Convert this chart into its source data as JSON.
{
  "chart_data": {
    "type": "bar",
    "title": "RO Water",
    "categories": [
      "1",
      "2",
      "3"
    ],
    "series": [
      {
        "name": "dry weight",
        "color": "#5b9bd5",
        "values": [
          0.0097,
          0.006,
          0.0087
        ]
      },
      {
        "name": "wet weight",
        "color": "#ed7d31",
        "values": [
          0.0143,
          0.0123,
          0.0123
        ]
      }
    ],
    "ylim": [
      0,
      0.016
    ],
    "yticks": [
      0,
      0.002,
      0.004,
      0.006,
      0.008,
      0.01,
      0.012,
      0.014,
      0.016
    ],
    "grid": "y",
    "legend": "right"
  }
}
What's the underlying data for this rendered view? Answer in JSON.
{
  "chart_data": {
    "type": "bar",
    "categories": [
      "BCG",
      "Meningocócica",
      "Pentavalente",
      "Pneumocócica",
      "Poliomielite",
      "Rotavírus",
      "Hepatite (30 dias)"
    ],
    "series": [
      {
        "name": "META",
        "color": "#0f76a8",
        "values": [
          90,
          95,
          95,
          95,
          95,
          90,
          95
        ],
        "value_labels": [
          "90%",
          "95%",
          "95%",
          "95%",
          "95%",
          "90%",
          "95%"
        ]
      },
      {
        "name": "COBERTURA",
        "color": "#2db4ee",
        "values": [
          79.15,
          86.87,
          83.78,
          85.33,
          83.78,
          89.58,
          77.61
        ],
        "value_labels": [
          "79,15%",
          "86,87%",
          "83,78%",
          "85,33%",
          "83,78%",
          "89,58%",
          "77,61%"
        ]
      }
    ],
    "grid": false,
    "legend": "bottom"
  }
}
= = = = =
What is required: Copy out all lines from the material above that contain the string "name".

Task solution:
        "name": "dry weight",
        "name": "wet weight",
        "name": "META",
        "name": "COBERTURA",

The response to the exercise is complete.